(Extracted information)

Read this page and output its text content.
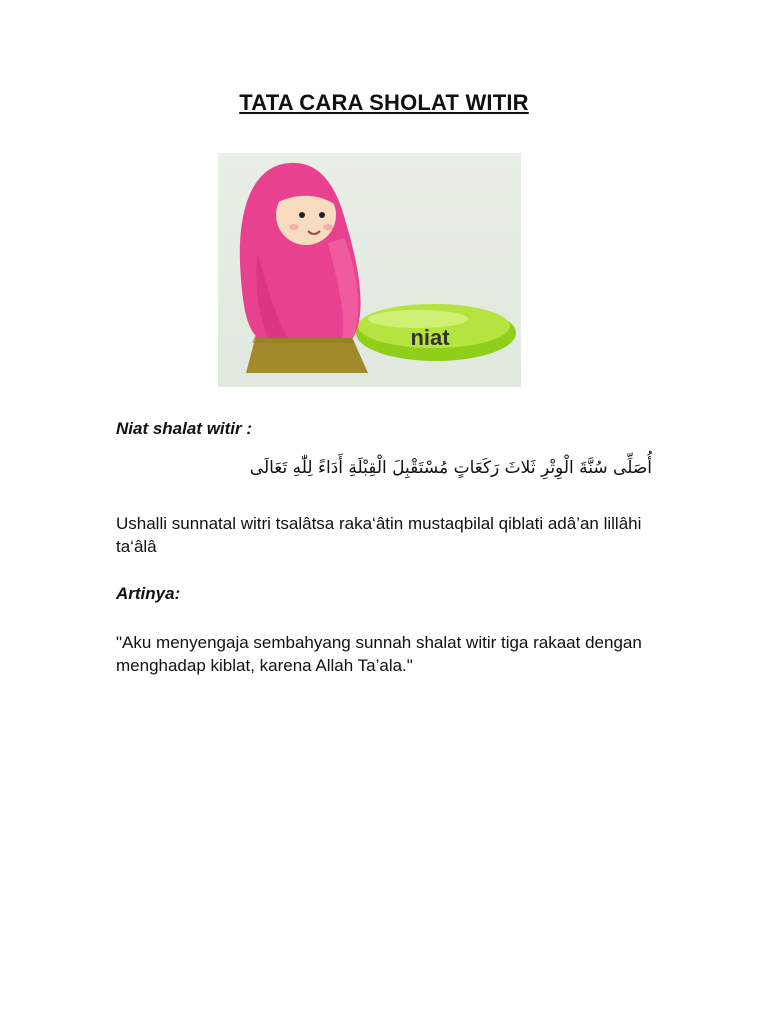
TATA CARA SHOLAT WITIR
niat
Niat shalat witir :
أُصَلِّى سُنَّةَ الْوِتْرِ ثَلاثَ رَكَعَاتٍ مُسْتَقْبِلَ الْقِبْلَةِ أَدَاءً لِلّٰهِ تَعَالَى
Ushalli sunnatal witri tsalâtsa raka‘âtin mustaqbilal qiblati adâ’an lillâhi ta‘âlâ
Artinya:
"Aku menyengaja sembahyang sunnah shalat witir tiga rakaat dengan menghadap kiblat, karena Allah Ta’ala."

(Your objective)
What you return should match the records above word for word, minus the pictures.

(Exercise result)
Read this page and output its text content.
TATA CARA SHOLAT WITIR
niat
Niat shalat witir :
أُصَلِّى سُنَّةَ الْوِتْرِ ثَلاثَ رَكَعَاتٍ مُسْتَقْبِلَ الْقِبْلَةِ أَدَاءً لِلّٰهِ تَعَالَى
Ushalli sunnatal witri tsalâtsa raka‘âtin mustaqbilal qiblati adâ’an lillâhi ta‘âlâ
Artinya:
"Aku menyengaja sembahyang sunnah shalat witir tiga rakaat dengan menghadap kiblat, karena Allah Ta’ala."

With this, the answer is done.